====== Dataset entries ======

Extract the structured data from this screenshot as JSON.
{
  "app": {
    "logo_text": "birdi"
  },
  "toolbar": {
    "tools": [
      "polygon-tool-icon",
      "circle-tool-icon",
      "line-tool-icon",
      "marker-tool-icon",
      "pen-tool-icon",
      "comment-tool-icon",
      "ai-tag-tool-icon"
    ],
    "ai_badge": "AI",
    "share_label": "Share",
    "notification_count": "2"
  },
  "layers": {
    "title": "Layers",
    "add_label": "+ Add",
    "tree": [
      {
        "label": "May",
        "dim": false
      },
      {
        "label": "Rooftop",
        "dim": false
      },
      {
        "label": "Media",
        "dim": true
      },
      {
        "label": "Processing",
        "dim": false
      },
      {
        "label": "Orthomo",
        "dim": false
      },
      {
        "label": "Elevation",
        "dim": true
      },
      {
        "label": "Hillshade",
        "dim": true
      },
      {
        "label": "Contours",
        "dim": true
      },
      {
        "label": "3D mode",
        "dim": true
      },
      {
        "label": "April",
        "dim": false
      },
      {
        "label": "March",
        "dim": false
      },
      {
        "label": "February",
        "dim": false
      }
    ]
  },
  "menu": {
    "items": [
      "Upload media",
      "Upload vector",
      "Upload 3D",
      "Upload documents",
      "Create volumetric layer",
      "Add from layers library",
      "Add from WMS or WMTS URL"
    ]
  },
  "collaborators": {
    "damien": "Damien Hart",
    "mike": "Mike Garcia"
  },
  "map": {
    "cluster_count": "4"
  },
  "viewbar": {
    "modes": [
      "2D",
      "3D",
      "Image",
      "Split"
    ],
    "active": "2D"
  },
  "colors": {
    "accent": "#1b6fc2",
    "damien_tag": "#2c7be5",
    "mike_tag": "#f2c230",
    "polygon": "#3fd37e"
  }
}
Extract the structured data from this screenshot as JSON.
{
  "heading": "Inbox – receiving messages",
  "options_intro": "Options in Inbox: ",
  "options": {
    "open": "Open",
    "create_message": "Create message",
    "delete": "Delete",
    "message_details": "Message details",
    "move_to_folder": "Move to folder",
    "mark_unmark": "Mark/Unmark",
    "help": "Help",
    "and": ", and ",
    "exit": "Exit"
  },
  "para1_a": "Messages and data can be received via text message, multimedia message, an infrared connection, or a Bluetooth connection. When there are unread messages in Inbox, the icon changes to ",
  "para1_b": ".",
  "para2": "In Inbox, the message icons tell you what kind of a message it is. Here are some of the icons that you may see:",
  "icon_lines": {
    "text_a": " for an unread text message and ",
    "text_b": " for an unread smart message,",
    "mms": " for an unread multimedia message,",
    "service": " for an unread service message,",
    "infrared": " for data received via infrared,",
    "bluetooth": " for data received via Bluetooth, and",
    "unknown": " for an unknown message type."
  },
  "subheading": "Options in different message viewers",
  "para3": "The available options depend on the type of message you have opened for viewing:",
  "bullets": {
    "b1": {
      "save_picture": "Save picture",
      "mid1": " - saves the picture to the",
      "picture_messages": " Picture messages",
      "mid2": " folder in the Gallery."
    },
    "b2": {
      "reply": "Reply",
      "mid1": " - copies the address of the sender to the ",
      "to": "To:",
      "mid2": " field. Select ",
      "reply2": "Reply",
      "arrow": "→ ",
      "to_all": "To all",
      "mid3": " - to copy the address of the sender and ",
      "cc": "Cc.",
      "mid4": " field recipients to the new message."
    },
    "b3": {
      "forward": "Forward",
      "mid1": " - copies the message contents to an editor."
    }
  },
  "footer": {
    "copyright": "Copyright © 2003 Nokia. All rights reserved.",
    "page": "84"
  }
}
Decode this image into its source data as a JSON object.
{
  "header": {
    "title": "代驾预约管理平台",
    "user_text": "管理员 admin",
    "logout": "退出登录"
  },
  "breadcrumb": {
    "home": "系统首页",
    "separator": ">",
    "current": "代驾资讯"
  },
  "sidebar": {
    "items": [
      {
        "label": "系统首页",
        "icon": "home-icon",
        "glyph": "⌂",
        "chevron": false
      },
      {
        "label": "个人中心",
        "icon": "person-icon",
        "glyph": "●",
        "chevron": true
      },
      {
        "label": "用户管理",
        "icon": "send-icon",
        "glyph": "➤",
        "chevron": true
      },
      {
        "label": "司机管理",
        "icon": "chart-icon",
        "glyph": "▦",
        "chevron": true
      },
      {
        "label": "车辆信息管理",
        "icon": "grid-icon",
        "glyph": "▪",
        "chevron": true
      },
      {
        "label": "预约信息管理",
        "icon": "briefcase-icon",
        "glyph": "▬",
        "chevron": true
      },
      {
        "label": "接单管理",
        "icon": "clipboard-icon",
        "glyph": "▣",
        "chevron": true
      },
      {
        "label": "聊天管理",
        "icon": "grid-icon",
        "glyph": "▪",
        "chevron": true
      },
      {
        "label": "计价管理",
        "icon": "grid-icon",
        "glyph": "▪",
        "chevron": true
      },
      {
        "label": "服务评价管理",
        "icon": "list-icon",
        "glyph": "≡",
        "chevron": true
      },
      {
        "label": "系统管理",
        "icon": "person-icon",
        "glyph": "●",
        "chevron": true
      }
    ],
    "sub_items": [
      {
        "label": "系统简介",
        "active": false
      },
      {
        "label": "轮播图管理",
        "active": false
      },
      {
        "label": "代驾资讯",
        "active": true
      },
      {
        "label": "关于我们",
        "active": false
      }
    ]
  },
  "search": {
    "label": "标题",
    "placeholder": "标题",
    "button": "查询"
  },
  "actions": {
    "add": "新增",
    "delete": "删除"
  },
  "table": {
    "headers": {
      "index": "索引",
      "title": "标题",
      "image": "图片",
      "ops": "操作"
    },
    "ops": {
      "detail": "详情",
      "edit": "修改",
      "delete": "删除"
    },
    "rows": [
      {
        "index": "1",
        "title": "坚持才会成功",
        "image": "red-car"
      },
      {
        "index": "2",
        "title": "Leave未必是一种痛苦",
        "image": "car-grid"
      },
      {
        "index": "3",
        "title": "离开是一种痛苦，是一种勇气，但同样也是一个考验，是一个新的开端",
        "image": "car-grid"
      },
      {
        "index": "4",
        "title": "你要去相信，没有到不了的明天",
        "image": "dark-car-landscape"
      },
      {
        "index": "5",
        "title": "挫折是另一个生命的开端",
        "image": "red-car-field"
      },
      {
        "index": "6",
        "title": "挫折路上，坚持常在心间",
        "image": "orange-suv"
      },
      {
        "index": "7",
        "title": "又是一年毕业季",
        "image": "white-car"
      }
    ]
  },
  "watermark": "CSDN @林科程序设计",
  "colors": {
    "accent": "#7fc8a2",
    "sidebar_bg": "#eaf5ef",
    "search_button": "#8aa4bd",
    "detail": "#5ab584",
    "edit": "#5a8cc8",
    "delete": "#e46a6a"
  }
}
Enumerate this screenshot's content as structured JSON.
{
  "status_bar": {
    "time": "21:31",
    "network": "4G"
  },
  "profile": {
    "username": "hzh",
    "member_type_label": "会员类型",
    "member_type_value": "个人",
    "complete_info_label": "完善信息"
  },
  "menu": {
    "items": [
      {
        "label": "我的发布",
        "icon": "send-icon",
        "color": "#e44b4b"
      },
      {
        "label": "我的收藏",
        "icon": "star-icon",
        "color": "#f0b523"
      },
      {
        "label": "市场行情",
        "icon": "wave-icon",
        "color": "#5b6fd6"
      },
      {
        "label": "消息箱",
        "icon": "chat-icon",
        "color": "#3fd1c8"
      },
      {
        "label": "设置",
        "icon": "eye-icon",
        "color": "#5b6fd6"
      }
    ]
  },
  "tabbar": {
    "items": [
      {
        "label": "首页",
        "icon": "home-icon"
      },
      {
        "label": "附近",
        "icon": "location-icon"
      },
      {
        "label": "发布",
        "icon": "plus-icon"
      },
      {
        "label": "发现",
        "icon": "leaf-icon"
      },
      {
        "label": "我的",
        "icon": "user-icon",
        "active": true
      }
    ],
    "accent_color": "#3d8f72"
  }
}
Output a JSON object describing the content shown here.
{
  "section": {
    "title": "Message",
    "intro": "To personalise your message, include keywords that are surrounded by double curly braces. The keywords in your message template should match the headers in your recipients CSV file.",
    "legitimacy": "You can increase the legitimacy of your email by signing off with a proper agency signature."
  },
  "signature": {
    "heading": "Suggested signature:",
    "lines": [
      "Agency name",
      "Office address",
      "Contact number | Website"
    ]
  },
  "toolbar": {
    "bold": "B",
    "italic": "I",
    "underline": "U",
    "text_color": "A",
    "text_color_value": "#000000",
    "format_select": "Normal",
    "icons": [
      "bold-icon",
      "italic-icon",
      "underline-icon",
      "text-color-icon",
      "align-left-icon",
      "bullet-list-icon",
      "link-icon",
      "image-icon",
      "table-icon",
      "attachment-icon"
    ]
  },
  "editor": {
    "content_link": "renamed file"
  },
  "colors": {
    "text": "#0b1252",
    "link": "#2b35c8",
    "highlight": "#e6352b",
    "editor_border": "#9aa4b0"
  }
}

======

Among the lines of the data above, determine how many contain the word "Upload". Report the number alone.

4